- _Aim_: Extract each line of the records below that contains the word "Blank".

- _Record excerpts_:
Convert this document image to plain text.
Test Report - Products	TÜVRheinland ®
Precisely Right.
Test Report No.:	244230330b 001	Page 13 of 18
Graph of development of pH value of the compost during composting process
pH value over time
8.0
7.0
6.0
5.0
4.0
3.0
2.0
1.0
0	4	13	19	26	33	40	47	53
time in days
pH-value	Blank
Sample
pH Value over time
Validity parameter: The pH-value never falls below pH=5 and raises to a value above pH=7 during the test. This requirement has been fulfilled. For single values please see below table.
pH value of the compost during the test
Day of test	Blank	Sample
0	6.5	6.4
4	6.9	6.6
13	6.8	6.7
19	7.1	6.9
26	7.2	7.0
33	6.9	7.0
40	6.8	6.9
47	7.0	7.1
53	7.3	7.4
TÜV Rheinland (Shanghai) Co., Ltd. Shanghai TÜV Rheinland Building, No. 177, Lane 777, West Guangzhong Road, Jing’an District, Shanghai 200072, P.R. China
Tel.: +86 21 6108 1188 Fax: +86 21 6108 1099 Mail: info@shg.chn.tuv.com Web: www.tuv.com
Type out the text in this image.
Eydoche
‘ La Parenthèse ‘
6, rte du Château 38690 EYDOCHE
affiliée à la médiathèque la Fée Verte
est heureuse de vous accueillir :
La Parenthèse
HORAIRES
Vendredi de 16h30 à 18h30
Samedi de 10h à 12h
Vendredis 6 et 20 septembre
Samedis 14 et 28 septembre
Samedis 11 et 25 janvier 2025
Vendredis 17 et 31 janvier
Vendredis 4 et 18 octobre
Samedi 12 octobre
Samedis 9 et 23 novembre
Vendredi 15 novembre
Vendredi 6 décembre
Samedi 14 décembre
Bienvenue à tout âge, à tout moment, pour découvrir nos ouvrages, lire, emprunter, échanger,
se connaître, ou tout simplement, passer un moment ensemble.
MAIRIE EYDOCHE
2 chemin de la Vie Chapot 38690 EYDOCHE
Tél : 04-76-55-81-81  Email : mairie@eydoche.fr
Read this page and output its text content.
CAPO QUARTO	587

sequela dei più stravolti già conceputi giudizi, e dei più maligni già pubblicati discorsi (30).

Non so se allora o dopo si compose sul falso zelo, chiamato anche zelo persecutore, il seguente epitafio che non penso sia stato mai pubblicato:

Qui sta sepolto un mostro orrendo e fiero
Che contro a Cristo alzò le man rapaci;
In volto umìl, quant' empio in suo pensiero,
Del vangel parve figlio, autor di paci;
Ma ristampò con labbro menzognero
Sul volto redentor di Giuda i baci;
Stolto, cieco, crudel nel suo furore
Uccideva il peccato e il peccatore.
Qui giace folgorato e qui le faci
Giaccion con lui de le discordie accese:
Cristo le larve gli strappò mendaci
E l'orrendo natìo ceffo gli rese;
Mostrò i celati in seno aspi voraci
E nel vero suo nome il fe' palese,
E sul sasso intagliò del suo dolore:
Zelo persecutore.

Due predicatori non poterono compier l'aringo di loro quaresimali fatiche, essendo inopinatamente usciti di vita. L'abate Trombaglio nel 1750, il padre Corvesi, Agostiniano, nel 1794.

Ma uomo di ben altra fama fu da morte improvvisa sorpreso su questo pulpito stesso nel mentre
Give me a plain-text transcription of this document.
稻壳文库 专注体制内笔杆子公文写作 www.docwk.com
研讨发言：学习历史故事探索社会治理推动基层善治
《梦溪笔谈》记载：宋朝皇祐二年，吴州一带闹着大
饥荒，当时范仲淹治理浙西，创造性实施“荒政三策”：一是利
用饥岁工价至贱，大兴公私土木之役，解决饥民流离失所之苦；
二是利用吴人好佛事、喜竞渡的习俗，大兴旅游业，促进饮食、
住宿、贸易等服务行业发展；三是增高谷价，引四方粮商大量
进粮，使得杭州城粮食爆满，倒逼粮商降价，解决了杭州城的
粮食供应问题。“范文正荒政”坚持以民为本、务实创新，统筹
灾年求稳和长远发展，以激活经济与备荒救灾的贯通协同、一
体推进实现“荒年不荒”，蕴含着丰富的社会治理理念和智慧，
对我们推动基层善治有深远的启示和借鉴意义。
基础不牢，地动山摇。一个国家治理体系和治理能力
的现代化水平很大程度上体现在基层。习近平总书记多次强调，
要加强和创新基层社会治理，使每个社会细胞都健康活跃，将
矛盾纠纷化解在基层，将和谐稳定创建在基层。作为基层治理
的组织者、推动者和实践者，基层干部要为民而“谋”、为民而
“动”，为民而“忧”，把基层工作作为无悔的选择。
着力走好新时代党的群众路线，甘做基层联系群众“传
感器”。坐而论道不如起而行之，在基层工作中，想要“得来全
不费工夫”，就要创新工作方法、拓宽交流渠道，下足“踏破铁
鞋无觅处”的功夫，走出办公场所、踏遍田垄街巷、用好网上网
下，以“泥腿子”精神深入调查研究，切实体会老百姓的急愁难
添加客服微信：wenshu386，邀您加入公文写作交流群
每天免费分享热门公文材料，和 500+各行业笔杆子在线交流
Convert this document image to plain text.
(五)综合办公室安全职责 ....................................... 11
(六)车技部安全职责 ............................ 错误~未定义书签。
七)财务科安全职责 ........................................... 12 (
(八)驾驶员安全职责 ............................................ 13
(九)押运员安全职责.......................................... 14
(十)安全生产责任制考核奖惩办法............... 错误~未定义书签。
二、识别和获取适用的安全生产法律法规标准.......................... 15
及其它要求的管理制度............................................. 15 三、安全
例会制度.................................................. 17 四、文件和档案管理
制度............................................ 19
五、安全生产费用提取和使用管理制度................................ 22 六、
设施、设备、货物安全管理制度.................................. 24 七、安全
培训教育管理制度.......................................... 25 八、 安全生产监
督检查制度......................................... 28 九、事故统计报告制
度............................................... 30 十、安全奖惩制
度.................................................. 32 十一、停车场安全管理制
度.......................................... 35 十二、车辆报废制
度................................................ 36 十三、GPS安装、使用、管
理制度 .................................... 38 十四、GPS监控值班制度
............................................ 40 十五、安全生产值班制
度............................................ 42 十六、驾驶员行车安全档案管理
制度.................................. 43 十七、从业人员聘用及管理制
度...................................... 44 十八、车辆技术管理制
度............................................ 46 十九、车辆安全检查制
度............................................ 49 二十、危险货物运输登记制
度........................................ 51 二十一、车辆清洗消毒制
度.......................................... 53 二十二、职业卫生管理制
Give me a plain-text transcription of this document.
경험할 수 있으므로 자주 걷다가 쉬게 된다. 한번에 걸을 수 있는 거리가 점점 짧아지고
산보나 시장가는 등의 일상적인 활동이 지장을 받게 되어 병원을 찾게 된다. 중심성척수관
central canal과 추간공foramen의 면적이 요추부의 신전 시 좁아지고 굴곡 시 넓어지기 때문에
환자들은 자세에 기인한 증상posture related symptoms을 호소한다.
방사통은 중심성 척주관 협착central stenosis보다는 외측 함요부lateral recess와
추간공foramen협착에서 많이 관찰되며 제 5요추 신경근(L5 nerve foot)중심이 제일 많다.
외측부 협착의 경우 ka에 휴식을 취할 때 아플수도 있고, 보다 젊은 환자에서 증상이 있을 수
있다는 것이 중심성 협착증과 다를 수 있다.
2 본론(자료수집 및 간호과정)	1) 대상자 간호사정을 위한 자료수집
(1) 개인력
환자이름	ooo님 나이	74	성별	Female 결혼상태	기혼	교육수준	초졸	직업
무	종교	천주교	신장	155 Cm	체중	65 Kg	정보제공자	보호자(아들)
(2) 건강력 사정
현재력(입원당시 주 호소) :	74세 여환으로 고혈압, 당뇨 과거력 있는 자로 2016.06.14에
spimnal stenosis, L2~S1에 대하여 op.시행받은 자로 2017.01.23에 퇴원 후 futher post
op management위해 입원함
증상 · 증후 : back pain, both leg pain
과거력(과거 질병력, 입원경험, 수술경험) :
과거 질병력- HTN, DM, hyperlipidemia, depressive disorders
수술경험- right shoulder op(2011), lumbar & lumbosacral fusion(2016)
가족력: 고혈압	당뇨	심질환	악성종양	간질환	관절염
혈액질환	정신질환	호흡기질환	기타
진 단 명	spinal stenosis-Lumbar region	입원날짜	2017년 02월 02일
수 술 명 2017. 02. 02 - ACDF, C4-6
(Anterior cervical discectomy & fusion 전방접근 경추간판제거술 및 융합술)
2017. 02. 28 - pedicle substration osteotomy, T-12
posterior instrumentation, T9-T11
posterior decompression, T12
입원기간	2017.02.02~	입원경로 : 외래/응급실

- _Response below_:
pH-value	Blank
Day of test	Blank	Sample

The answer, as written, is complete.